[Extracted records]
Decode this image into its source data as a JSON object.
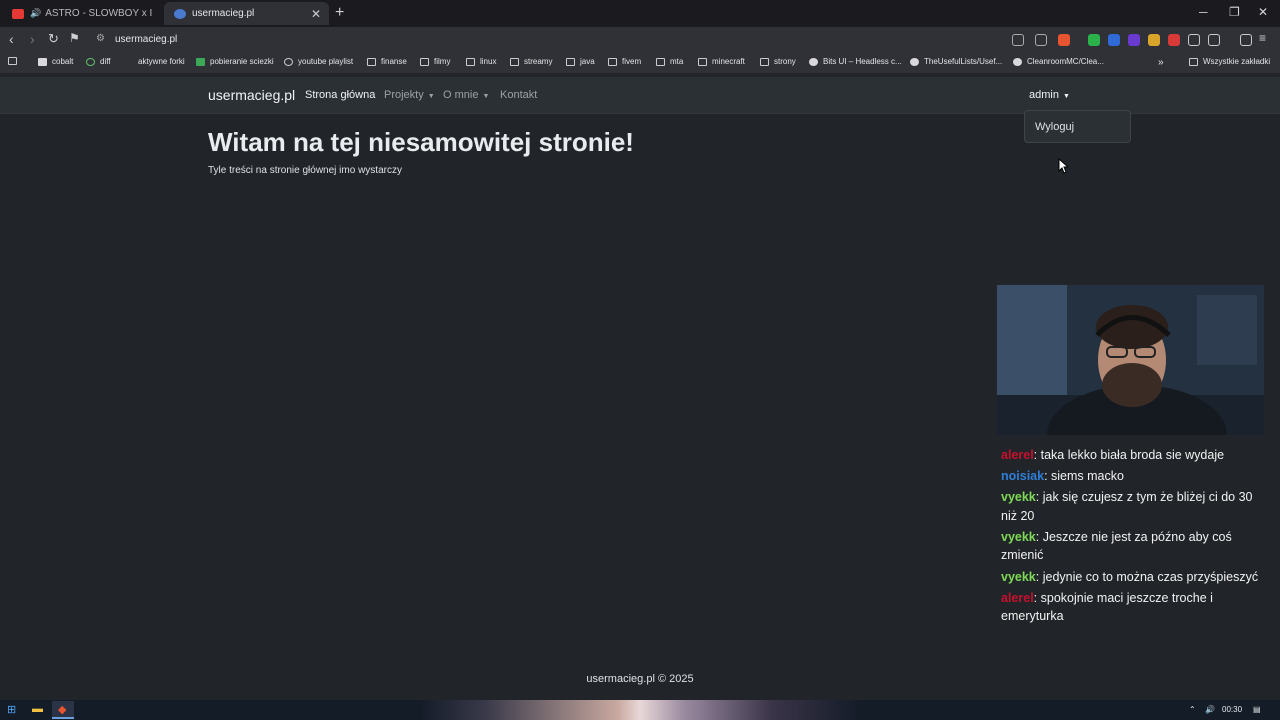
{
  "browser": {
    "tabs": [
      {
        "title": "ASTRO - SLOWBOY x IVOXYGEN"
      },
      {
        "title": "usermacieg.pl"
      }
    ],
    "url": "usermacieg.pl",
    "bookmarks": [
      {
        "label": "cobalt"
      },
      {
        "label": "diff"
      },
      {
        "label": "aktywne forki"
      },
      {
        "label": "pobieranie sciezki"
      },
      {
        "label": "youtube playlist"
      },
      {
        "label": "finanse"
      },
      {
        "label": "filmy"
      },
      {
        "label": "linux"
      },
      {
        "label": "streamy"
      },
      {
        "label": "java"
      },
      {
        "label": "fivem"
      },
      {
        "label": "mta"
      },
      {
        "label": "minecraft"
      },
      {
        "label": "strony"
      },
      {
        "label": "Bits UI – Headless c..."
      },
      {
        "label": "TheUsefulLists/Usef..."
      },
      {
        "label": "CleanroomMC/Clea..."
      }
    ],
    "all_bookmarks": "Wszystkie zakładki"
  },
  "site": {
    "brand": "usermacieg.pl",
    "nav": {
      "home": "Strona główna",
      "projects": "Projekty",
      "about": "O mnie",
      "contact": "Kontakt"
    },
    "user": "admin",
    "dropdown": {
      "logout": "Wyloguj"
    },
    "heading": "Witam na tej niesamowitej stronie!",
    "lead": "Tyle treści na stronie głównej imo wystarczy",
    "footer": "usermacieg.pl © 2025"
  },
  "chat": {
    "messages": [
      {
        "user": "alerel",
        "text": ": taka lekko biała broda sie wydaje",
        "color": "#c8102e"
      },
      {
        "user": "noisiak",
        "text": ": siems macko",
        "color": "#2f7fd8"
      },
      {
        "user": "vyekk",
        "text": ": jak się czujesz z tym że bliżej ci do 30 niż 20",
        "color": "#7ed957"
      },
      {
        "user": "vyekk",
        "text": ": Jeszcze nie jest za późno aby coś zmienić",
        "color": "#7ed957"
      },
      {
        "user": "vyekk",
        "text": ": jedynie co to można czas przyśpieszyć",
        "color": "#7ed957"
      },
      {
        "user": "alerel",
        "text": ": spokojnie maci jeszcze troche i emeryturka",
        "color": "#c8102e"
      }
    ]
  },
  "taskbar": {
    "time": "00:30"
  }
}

...

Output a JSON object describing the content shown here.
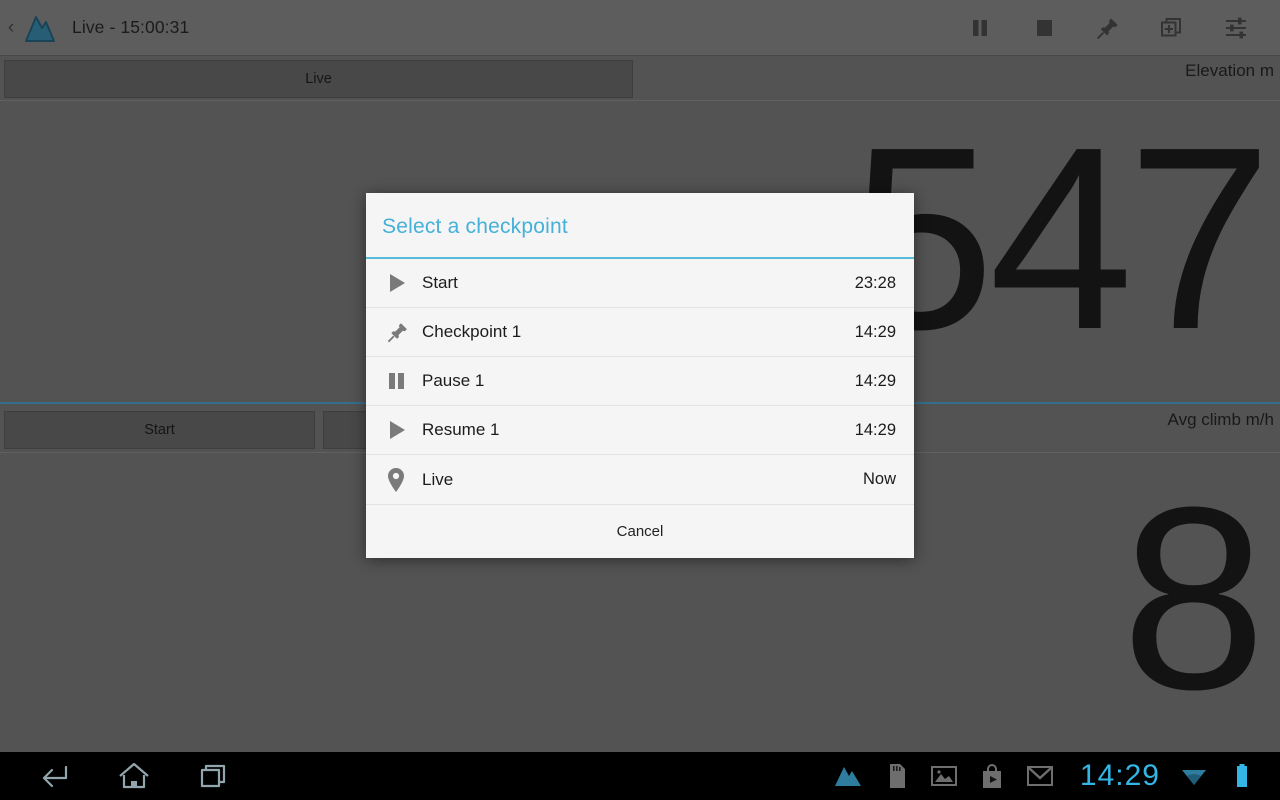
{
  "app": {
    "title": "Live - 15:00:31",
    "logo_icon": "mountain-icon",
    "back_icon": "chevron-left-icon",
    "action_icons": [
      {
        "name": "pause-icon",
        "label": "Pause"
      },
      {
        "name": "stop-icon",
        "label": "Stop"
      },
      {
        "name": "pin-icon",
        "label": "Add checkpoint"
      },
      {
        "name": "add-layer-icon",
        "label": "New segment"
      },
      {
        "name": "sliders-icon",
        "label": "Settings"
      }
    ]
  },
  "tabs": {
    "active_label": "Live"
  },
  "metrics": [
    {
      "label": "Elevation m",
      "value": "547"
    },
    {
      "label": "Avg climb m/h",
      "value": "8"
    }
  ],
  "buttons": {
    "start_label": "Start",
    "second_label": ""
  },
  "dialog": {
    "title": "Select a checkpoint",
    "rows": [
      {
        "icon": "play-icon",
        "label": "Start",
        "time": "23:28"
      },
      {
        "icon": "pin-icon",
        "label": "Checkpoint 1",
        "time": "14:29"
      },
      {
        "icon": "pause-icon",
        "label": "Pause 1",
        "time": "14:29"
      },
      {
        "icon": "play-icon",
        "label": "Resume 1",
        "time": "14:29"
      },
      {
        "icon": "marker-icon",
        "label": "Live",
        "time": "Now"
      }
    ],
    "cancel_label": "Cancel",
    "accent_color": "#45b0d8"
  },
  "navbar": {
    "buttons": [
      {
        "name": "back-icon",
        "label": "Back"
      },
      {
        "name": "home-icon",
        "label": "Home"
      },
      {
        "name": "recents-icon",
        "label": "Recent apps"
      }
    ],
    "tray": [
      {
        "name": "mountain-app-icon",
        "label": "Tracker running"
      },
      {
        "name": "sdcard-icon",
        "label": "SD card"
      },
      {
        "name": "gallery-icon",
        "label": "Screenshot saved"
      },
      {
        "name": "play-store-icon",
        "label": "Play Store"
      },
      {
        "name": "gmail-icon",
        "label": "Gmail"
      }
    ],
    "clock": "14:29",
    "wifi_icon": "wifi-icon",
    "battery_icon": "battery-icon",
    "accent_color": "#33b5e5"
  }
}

AIM >> Reproduce each line of the entries in which the word "Live" is found.

PROBLEM SOLUTION >>
    "title": "Live - 15:00:31",
    "active_label": "Live"
        "label": "Live",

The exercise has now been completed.